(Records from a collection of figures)
— Begin —

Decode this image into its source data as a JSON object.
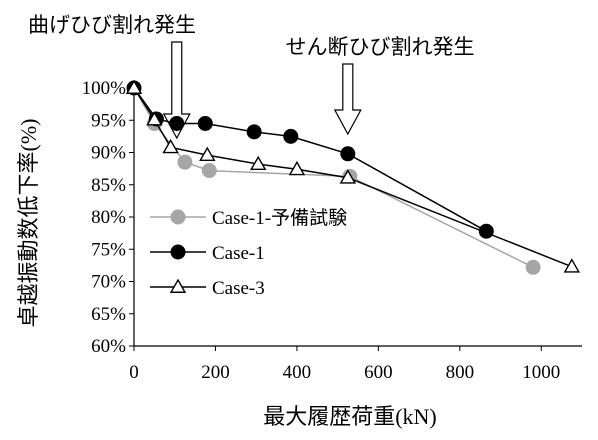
{
  "chart_data": {
    "type": "line",
    "xlabel": "最大履歴荷重(kN)",
    "ylabel": "卓越振動数低下率(%)",
    "xlim": [
      0,
      1100
    ],
    "ylim": [
      60,
      100
    ],
    "x_ticks": [
      0,
      200,
      400,
      600,
      800,
      1000
    ],
    "y_ticks": [
      60,
      65,
      70,
      75,
      80,
      85,
      90,
      95,
      100
    ],
    "y_tick_suffix": "%",
    "grid": false,
    "legend_position": "left",
    "series": [
      {
        "name": "Case-1-予備試験",
        "color": "#a6a6a6",
        "marker": "circle-filled",
        "points": [
          [
            0,
            100
          ],
          [
            50,
            94.5
          ],
          [
            125,
            88.5
          ],
          [
            185,
            87.2
          ],
          [
            530,
            86.3
          ],
          [
            980,
            72.2
          ]
        ]
      },
      {
        "name": "Case-1",
        "color": "#000000",
        "marker": "circle-filled",
        "points": [
          [
            0,
            100
          ],
          [
            55,
            95.2
          ],
          [
            105,
            94.5
          ],
          [
            175,
            94.5
          ],
          [
            295,
            93.2
          ],
          [
            385,
            92.5
          ],
          [
            525,
            89.8
          ],
          [
            865,
            77.8
          ]
        ]
      },
      {
        "name": "Case-3",
        "color": "#000000",
        "marker": "triangle-open",
        "points": [
          [
            0,
            100
          ],
          [
            50,
            95.1
          ],
          [
            90,
            90.8
          ],
          [
            180,
            89.6
          ],
          [
            305,
            88.2
          ],
          [
            400,
            87.4
          ],
          [
            525,
            86.1
          ],
          [
            1075,
            72.3
          ]
        ]
      }
    ],
    "annotations": [
      {
        "text": "曲げひび割れ発生",
        "x": 105,
        "y": 95.5
      },
      {
        "text": "せん断ひび割れ発生",
        "x": 525,
        "y": 91.5
      }
    ]
  }
}
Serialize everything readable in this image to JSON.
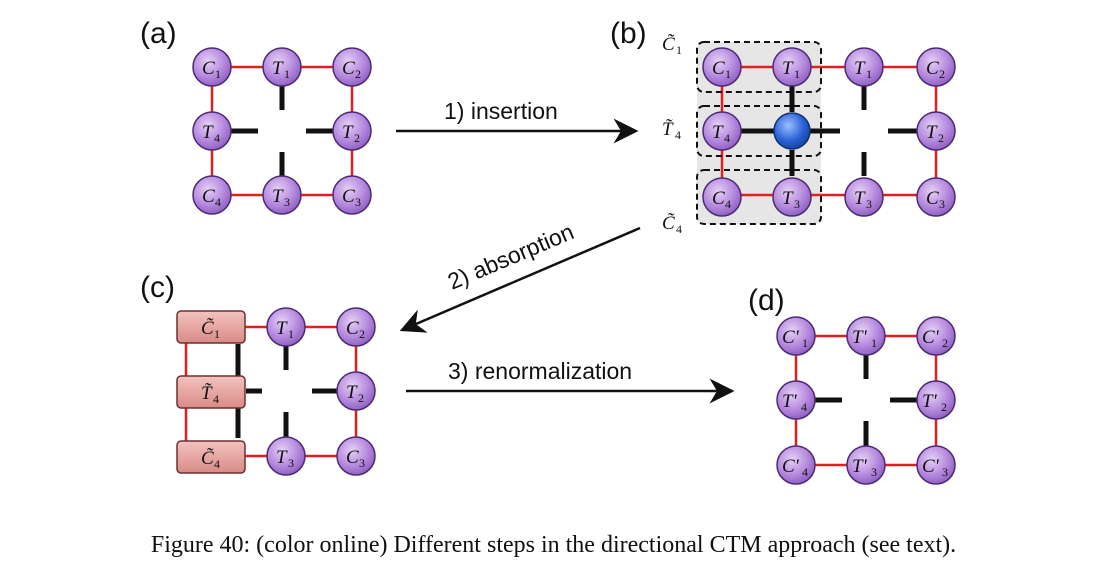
{
  "panels": {
    "a": {
      "label": "(a)"
    },
    "b": {
      "label": "(b)"
    },
    "c": {
      "label": "(c)"
    },
    "d": {
      "label": "(d)"
    }
  },
  "steps": {
    "insertion": "1) insertion",
    "absorption": "2) absorption",
    "renormalization": "3) renormalization"
  },
  "symbols": {
    "C": "C",
    "T": "T",
    "Ct": "C̃",
    "Tt": "T̃",
    "Cp": "C'",
    "Tp": "T'"
  },
  "indices": {
    "one": "1",
    "two": "2",
    "three": "3",
    "four": "4"
  },
  "colors": {
    "node_fill": "#b98ee0",
    "node_stroke": "#4d2a72",
    "bond_red": "#e02020",
    "bond_black": "#111111",
    "box_fill": "#e8a3a0",
    "box_stroke": "#6a3030",
    "site_blue": "#2a62d8",
    "shade": "#e6e6e6"
  },
  "caption": "Figure 40: (color online) Different steps in the directional CTM approach (see text)."
}
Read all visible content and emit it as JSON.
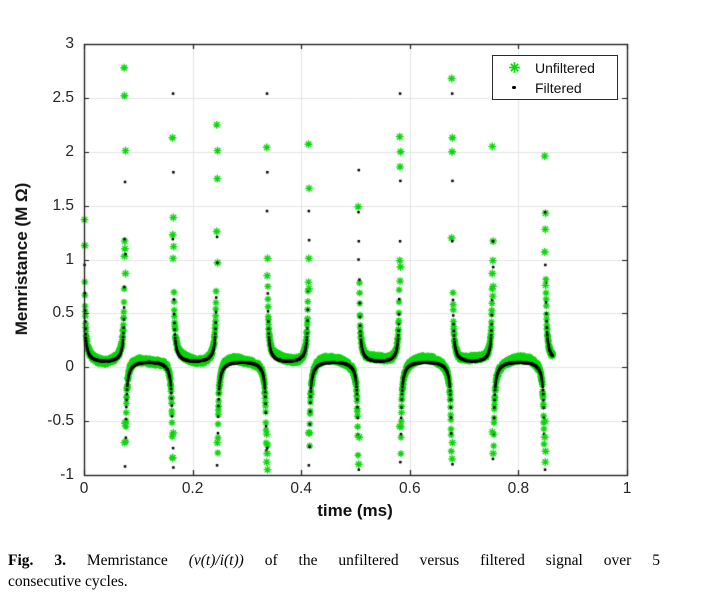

— End —

== EXERCISE REQUIREMENTS ==
Make an exact copy of all entries above, dropping the images.

== OUTPUT ==
Decode this image into its source data as a JSON object.
{
  "chart_data": {
    "type": "line",
    "xlabel": "最大履歴荷重(kN)",
    "ylabel": "卓越振動数低下率(%)",
    "xlim": [
      0,
      1100
    ],
    "ylim": [
      60,
      100
    ],
    "x_ticks": [
      0,
      200,
      400,
      600,
      800,
      1000
    ],
    "y_ticks": [
      60,
      65,
      70,
      75,
      80,
      85,
      90,
      95,
      100
    ],
    "y_tick_suffix": "%",
    "grid": false,
    "legend_position": "left",
    "series": [
      {
        "name": "Case-1-予備試験",
        "color": "#a6a6a6",
        "marker": "circle-filled",
        "points": [
          [
            0,
            100
          ],
          [
            50,
            94.5
          ],
          [
            125,
            88.5
          ],
          [
            185,
            87.2
          ],
          [
            530,
            86.3
          ],
          [
            980,
            72.2
          ]
        ]
      },
      {
        "name": "Case-1",
        "color": "#000000",
        "marker": "circle-filled",
        "points": [
          [
            0,
            100
          ],
          [
            55,
            95.2
          ],
          [
            105,
            94.5
          ],
          [
            175,
            94.5
          ],
          [
            295,
            93.2
          ],
          [
            385,
            92.5
          ],
          [
            525,
            89.8
          ],
          [
            865,
            77.8
          ]
        ]
      },
      {
        "name": "Case-3",
        "color": "#000000",
        "marker": "triangle-open",
        "points": [
          [
            0,
            100
          ],
          [
            50,
            95.1
          ],
          [
            90,
            90.8
          ],
          [
            180,
            89.6
          ],
          [
            305,
            88.2
          ],
          [
            400,
            87.4
          ],
          [
            525,
            86.1
          ],
          [
            1075,
            72.3
          ]
        ]
      }
    ],
    "annotations": [
      {
        "text": "曲げひび割れ発生",
        "x": 105,
        "y": 95.5
      },
      {
        "text": "せん断ひび割れ発生",
        "x": 525,
        "y": 91.5
      }
    ]
  }
}
Serialize everything readable in this image to JSON.
{
  "panels": {
    "a": {
      "label": "(a)"
    },
    "b": {
      "label": "(b)"
    },
    "c": {
      "label": "(c)"
    },
    "d": {
      "label": "(d)"
    }
  },
  "steps": {
    "insertion": "1) insertion",
    "absorption": "2) absorption",
    "renormalization": "3) renormalization"
  },
  "symbols": {
    "C": "C",
    "T": "T",
    "Ct": "C̃",
    "Tt": "T̃",
    "Cp": "C'",
    "Tp": "T'"
  },
  "indices": {
    "one": "1",
    "two": "2",
    "three": "3",
    "four": "4"
  },
  "colors": {
    "node_fill": "#b98ee0",
    "node_stroke": "#4d2a72",
    "bond_red": "#e02020",
    "bond_black": "#111111",
    "box_fill": "#e8a3a0",
    "box_stroke": "#6a3030",
    "site_blue": "#2a62d8",
    "shade": "#e6e6e6"
  },
  "caption": "Figure 40: (color online) Different steps in the directional CTM approach (see text)."
}
Read all visible content and emit it as JSON.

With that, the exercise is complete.